Please pull out every line that includes the string "icon".

>> Begin Data shown

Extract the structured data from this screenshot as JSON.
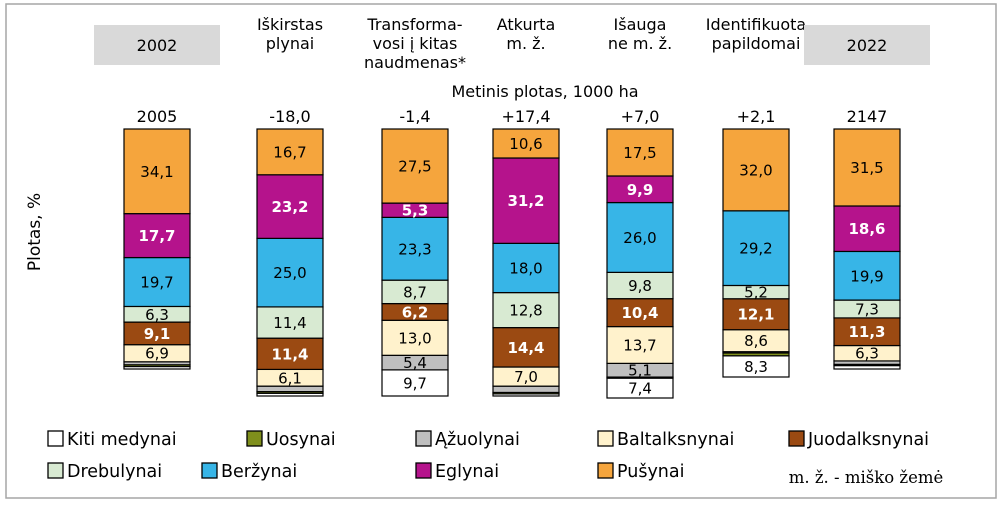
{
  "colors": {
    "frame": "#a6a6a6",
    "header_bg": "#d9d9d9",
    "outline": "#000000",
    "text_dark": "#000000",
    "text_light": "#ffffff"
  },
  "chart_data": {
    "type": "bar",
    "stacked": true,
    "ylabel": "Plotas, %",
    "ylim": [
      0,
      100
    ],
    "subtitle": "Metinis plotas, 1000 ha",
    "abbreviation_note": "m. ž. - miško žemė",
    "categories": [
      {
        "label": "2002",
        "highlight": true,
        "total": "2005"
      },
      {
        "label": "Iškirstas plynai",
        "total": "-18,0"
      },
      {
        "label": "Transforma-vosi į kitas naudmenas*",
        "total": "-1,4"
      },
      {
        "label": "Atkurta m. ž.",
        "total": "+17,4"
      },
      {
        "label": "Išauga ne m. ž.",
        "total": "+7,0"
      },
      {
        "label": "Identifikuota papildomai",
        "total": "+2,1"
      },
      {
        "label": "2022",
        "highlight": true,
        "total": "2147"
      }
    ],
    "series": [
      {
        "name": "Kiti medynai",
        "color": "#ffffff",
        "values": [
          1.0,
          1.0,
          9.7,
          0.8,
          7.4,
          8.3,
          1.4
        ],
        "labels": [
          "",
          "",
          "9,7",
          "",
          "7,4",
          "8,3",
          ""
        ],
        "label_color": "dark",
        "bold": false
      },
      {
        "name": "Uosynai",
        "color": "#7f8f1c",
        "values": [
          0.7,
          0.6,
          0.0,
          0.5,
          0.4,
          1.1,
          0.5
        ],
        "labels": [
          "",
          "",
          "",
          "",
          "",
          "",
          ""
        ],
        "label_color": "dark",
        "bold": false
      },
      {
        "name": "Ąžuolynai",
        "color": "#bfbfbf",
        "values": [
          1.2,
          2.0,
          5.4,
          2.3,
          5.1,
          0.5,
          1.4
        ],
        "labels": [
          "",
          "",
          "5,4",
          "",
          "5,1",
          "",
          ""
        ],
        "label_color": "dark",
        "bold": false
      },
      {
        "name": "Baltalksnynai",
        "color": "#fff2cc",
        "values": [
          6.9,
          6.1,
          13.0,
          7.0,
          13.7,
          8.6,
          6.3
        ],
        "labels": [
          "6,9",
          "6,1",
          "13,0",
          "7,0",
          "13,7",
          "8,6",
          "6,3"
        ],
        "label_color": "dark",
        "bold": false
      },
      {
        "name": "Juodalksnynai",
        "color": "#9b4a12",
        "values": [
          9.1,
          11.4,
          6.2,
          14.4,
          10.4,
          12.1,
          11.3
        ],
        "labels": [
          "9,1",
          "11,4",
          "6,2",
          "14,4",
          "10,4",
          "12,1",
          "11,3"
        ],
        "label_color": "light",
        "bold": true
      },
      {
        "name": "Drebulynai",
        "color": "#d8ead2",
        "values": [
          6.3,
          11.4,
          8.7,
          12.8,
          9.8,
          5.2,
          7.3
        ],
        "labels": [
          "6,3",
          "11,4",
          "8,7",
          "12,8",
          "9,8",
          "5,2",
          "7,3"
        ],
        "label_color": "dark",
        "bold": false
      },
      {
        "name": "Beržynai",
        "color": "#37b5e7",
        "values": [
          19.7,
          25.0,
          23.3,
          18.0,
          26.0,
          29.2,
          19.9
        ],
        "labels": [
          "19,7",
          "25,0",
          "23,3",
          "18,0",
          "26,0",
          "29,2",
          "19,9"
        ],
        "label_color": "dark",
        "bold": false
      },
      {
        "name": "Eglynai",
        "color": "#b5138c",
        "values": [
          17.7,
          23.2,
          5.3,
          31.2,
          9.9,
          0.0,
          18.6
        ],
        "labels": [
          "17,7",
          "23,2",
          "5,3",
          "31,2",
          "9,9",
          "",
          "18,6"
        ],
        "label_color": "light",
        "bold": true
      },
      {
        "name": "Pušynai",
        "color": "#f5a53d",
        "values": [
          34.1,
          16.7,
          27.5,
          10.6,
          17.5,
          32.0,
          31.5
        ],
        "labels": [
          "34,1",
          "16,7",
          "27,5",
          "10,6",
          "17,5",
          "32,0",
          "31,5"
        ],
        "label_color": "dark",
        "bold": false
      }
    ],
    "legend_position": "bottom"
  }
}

>> End Data shown
>> Begin Data shown

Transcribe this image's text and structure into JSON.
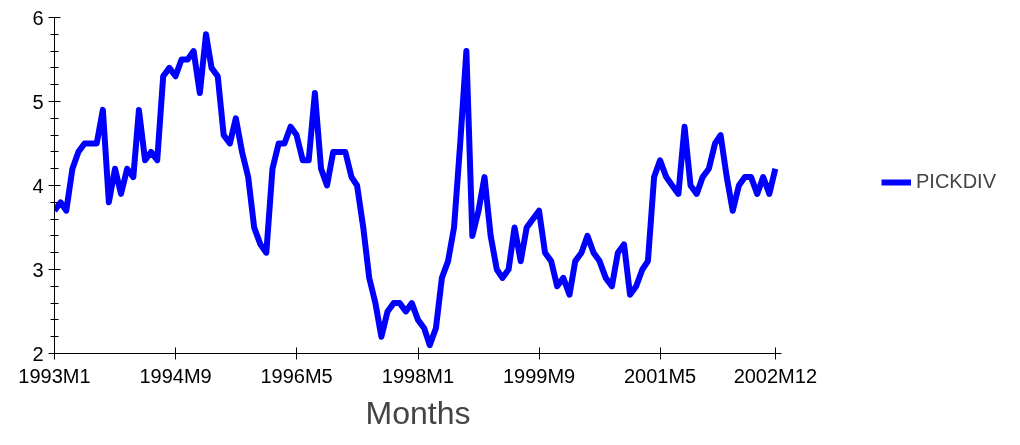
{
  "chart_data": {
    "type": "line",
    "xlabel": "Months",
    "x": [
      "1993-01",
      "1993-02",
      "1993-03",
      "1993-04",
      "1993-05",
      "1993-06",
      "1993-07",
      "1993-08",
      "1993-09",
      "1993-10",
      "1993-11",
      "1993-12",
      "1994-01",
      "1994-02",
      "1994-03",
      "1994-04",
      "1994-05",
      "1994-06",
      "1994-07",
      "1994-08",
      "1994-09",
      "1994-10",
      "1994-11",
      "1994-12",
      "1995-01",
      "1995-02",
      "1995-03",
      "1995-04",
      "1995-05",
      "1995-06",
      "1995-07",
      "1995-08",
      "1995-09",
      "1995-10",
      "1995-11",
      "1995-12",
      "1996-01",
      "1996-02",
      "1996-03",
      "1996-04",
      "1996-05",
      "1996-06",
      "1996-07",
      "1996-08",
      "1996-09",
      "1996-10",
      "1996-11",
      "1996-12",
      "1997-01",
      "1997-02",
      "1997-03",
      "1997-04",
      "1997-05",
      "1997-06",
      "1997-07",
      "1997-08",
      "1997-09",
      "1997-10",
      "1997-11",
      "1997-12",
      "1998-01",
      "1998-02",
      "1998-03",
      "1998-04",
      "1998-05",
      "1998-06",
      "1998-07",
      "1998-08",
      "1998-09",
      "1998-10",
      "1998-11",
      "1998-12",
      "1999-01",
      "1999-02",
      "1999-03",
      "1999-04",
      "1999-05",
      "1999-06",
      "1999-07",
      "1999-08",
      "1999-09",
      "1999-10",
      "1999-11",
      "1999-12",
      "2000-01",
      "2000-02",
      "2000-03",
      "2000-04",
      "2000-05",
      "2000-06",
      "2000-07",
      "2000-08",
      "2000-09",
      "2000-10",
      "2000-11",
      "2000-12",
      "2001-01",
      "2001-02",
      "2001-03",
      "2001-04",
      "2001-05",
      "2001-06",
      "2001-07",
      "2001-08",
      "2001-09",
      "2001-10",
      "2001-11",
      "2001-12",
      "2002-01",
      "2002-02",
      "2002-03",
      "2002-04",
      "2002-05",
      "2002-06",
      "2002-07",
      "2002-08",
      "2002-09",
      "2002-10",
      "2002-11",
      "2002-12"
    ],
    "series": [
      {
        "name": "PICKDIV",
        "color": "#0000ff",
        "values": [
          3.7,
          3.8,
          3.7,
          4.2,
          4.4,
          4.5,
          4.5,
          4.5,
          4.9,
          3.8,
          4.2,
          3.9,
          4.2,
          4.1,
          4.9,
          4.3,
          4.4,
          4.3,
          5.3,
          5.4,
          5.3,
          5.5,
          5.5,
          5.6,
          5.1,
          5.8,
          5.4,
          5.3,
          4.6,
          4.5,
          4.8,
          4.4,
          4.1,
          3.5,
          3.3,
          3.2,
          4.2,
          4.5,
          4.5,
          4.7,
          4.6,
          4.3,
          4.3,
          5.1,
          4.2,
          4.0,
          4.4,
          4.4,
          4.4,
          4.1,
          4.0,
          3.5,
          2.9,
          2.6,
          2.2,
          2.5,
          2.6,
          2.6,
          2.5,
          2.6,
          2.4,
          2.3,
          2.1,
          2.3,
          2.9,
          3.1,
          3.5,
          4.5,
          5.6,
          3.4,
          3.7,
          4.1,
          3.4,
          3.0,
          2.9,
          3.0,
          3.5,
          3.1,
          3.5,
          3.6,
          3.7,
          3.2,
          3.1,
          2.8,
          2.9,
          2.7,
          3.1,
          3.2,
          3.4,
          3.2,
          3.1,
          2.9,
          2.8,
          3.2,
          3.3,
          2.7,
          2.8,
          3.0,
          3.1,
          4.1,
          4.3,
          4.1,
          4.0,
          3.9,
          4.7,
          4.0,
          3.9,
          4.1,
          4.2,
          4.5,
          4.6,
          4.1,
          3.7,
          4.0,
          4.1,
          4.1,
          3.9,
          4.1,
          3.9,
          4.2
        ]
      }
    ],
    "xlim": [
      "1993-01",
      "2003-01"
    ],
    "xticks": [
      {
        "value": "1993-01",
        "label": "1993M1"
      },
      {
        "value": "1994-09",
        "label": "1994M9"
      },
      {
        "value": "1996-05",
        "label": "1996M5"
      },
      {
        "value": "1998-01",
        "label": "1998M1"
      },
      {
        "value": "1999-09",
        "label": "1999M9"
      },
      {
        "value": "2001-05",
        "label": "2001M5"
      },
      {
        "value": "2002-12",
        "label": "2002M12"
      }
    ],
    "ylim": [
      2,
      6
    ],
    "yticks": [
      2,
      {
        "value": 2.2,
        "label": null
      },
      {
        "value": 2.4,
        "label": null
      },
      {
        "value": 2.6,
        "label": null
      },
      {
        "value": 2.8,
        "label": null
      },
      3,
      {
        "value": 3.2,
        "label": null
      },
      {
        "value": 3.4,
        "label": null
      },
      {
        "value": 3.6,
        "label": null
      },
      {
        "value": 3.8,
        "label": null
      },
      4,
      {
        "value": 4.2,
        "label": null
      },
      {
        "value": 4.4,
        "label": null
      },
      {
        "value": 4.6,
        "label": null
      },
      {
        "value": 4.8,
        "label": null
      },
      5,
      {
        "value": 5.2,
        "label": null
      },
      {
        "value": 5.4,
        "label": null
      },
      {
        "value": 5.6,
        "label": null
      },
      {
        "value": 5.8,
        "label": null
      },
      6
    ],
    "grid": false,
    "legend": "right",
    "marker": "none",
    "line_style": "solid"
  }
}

>> End Data shown
>> Begin Data shown

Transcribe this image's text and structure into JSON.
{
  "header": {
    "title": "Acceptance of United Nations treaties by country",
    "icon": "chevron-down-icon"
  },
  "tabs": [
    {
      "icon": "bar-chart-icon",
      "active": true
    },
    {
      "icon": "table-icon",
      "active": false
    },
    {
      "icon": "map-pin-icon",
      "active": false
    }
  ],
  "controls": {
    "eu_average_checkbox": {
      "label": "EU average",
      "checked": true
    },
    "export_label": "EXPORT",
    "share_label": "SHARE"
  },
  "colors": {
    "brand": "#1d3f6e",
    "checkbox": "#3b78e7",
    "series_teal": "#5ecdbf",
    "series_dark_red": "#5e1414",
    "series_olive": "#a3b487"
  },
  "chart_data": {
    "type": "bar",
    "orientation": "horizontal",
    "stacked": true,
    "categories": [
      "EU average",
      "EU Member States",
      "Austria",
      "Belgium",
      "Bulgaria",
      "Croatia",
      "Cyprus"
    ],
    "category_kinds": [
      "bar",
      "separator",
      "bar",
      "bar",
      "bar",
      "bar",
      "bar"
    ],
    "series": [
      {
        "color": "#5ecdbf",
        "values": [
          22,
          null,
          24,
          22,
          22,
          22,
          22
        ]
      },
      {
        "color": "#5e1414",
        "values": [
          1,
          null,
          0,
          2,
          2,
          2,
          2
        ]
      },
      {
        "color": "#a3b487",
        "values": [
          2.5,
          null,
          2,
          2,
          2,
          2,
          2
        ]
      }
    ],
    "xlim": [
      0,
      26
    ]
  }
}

>> End Data shown

**Task solution**
    "icon": "chevron-down-icon"
      "icon": "bar-chart-icon",
      "icon": "table-icon",
      "icon": "map-pin-icon",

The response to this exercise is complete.